● **Set problem**
Quote the records that follow in full, leaving the pictures out.

• • • •

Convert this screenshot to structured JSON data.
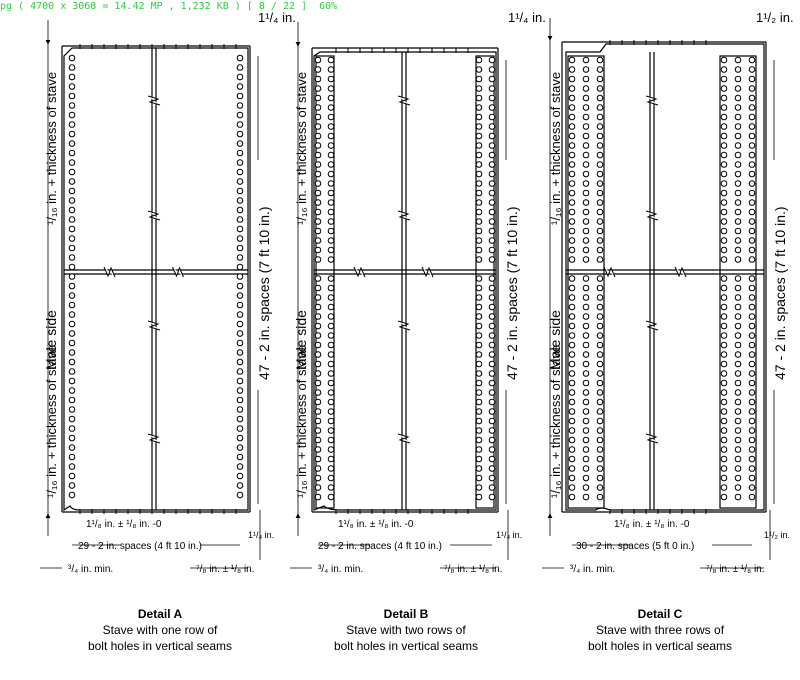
{
  "viewer": {
    "status_text": "pg ( 4700 x 3068 = 14.42 MP , 1,232 KB ) [ 8 / 22 ]  60%"
  },
  "details": [
    {
      "rows": 1,
      "top_dim": "1¹/₄ in.",
      "bottom_right_dim": "1¹/₄ in.",
      "seam_dim": "1¹/₈ in. ± ¹/₈ in. -0",
      "horiz_spaces": "29 - 2 in. spaces (4 ft 10 in.)",
      "left_min": "³/₄ in. min.",
      "right_dim": "⁷/₈ in. ± ¹/₈ in.",
      "vert_spaces": "47 - 2 in. spaces (7 ft 10 in.)",
      "male_side": "Male side",
      "thickness_upper": "¹/₁₆ in. + thickness of stave",
      "thickness_lower": "¹/₁₆ in. + thickness of stave",
      "caption_title": "Detail A",
      "caption_line1": "Stave with one row of",
      "caption_line2": "bolt holes in vertical seams"
    },
    {
      "rows": 2,
      "top_dim": "1¹/₄ in.",
      "bottom_right_dim": "1¹/₄ in.",
      "seam_dim": "1¹/₈ in. ± ¹/₈ in. -0",
      "horiz_spaces": "29 - 2 in. spaces (4 ft 10 in.)",
      "left_min": "³/₄ in. min.",
      "right_dim": "⁷/₈ in. ± ¹/₈ in.",
      "vert_spaces": "47 - 2 in. spaces (7 ft 10 in.)",
      "male_side": "Male side",
      "thickness_upper": "¹/₁₆ in. + thickness of stave",
      "thickness_lower": "¹/₁₆ in. + thickness of stave",
      "caption_title": "Detail B",
      "caption_line1": "Stave with two rows of",
      "caption_line2": "bolt holes in vertical seams"
    },
    {
      "rows": 3,
      "top_dim": "1¹/₂ in.",
      "bottom_right_dim": "1¹/₂ in.",
      "seam_dim": "1¹/₈ in. ± ¹/₈ in. -0",
      "horiz_spaces": "30 - 2 in. spaces (5 ft 0 in.)",
      "left_min": "³/₄ in. min.",
      "right_dim": "⁷/₈ in. ± ¹/₈ in.",
      "vert_spaces": "47 - 2 in. spaces (7 ft 10 in.)",
      "male_side": "Male side",
      "thickness_upper": "¹/₁₆ in. + thickness of stave",
      "thickness_lower": "¹/₁₆ in. + thickness of stave",
      "caption_title": "Detail C",
      "caption_line1": "Stave with three rows of",
      "caption_line2": "bolt holes in vertical seams"
    }
  ]
}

• • • •

● **Solution to this exercise**
Convert this screenshot to structured JSON data.
{
  "viewer": {
    "status_text": "pg ( 4700 x 3068 = 14.42 MP , 1,232 KB ) [ 8 / 22 ]  60%"
  },
  "details": [
    {
      "rows": 1,
      "top_dim": "1¹/₄ in.",
      "bottom_right_dim": "1¹/₄ in.",
      "seam_dim": "1¹/₈ in. ± ¹/₈ in. -0",
      "horiz_spaces": "29 - 2 in. spaces (4 ft 10 in.)",
      "left_min": "³/₄ in. min.",
      "right_dim": "⁷/₈ in. ± ¹/₈ in.",
      "vert_spaces": "47 - 2 in. spaces (7 ft 10 in.)",
      "male_side": "Male side",
      "thickness_upper": "¹/₁₆ in. + thickness of stave",
      "thickness_lower": "¹/₁₆ in. + thickness of stave",
      "caption_title": "Detail A",
      "caption_line1": "Stave with one row of",
      "caption_line2": "bolt holes in vertical seams"
    },
    {
      "rows": 2,
      "top_dim": "1¹/₄ in.",
      "bottom_right_dim": "1¹/₄ in.",
      "seam_dim": "1¹/₈ in. ± ¹/₈ in. -0",
      "horiz_spaces": "29 - 2 in. spaces (4 ft 10 in.)",
      "left_min": "³/₄ in. min.",
      "right_dim": "⁷/₈ in. ± ¹/₈ in.",
      "vert_spaces": "47 - 2 in. spaces (7 ft 10 in.)",
      "male_side": "Male side",
      "thickness_upper": "¹/₁₆ in. + thickness of stave",
      "thickness_lower": "¹/₁₆ in. + thickness of stave",
      "caption_title": "Detail B",
      "caption_line1": "Stave with two rows of",
      "caption_line2": "bolt holes in vertical seams"
    },
    {
      "rows": 3,
      "top_dim": "1¹/₂ in.",
      "bottom_right_dim": "1¹/₂ in.",
      "seam_dim": "1¹/₈ in. ± ¹/₈ in. -0",
      "horiz_spaces": "30 - 2 in. spaces (5 ft 0 in.)",
      "left_min": "³/₄ in. min.",
      "right_dim": "⁷/₈ in. ± ¹/₈ in.",
      "vert_spaces": "47 - 2 in. spaces (7 ft 10 in.)",
      "male_side": "Male side",
      "thickness_upper": "¹/₁₆ in. + thickness of stave",
      "thickness_lower": "¹/₁₆ in. + thickness of stave",
      "caption_title": "Detail C",
      "caption_line1": "Stave with three rows of",
      "caption_line2": "bolt holes in vertical seams"
    }
  ]
}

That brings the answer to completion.